+++ Items

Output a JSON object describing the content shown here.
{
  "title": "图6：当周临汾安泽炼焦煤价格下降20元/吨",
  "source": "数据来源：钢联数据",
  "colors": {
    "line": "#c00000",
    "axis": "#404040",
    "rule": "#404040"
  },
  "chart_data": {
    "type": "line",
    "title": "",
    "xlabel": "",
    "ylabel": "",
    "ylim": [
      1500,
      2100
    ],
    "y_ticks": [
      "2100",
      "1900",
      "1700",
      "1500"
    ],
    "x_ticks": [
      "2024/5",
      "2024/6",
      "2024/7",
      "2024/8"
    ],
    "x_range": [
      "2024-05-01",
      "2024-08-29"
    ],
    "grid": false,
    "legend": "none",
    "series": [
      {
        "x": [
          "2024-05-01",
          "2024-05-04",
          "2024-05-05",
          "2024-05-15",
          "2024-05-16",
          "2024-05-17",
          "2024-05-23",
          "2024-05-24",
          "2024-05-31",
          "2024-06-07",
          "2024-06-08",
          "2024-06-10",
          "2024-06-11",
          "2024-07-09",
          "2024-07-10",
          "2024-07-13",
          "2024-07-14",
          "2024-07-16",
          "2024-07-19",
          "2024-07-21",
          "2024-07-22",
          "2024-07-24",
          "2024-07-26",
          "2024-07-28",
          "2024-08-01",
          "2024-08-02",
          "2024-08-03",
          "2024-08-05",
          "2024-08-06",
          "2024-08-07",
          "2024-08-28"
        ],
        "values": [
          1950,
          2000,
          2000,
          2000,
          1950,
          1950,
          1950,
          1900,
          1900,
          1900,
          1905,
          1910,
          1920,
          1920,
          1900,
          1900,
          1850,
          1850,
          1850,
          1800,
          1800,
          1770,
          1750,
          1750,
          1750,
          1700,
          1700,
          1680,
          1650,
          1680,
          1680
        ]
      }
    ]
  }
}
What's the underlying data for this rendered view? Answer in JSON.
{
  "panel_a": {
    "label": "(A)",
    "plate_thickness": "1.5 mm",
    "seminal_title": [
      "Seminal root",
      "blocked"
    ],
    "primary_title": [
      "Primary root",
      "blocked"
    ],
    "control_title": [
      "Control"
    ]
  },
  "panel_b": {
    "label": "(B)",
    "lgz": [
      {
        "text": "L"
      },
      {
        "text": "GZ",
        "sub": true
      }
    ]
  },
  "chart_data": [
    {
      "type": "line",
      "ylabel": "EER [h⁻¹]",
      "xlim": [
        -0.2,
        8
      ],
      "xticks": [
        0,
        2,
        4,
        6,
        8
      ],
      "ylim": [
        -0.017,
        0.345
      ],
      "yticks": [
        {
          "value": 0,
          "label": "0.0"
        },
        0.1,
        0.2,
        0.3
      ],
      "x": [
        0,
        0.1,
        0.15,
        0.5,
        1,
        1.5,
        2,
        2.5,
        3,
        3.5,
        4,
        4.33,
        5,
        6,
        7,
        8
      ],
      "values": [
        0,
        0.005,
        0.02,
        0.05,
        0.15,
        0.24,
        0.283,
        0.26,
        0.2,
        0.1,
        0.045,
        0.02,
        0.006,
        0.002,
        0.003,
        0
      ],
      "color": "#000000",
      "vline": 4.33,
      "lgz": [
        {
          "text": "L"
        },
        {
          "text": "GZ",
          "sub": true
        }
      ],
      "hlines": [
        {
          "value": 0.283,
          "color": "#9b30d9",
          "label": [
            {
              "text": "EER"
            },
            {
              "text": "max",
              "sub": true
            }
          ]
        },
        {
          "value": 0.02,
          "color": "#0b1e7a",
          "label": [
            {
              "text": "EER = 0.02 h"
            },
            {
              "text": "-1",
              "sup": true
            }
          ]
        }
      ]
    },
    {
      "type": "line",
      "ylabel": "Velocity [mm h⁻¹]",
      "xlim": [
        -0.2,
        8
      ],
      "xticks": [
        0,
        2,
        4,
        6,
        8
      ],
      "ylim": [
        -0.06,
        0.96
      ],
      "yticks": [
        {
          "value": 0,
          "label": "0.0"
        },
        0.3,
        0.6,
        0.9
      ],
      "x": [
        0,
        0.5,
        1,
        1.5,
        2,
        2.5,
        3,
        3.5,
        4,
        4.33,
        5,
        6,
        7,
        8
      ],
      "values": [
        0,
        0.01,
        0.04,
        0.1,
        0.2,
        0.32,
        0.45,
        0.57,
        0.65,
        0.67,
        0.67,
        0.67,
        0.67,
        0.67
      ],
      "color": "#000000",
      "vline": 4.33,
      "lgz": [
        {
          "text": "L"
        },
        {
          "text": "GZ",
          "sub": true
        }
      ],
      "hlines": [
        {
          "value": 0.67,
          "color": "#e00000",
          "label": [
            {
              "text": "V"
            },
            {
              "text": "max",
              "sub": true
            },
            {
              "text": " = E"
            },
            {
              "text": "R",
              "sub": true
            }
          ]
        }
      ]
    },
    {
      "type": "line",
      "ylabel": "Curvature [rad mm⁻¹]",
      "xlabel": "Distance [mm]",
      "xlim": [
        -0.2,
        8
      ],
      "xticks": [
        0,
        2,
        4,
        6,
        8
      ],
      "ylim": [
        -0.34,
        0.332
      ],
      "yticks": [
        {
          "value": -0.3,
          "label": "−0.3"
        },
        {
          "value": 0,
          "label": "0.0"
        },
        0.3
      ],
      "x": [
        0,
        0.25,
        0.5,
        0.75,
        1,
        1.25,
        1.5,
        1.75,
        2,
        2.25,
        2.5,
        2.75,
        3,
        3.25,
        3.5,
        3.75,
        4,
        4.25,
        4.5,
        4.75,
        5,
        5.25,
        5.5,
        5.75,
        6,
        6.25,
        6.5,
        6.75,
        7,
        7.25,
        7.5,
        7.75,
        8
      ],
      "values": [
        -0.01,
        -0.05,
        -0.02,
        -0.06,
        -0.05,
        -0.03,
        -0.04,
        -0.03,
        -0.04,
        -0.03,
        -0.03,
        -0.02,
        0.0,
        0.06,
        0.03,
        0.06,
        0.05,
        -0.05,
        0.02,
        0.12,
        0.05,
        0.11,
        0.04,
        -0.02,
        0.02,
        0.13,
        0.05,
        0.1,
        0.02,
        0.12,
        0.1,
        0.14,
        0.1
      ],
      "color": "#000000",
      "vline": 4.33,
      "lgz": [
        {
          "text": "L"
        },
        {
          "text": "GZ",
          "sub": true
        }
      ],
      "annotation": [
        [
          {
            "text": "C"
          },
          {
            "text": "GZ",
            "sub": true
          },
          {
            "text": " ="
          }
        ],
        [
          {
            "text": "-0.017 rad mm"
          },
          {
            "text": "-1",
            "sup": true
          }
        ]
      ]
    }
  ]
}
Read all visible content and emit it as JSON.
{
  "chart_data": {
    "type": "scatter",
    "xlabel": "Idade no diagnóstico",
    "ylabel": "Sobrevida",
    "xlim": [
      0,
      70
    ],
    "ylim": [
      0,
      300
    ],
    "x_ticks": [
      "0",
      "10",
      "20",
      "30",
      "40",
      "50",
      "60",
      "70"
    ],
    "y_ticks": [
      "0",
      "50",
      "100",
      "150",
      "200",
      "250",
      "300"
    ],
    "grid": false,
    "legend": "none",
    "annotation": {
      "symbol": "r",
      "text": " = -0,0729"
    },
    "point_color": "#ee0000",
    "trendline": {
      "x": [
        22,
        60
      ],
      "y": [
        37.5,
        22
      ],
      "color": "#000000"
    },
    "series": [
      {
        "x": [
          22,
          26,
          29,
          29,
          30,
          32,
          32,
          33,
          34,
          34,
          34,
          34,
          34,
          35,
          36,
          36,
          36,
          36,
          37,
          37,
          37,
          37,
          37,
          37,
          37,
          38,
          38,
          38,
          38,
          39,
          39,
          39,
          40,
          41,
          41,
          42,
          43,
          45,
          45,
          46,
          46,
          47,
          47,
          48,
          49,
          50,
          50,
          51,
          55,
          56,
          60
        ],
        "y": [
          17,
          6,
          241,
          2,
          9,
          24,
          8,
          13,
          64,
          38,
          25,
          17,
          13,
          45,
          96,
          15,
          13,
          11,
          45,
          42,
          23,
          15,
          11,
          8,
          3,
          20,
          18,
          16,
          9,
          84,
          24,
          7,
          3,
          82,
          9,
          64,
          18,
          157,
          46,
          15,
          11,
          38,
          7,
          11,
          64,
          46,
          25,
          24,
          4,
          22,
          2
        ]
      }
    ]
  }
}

++++++

> Task to complete
How many lines of the entries above hold the string "xlabel"? Reply with the number alone.

> Problem solution
3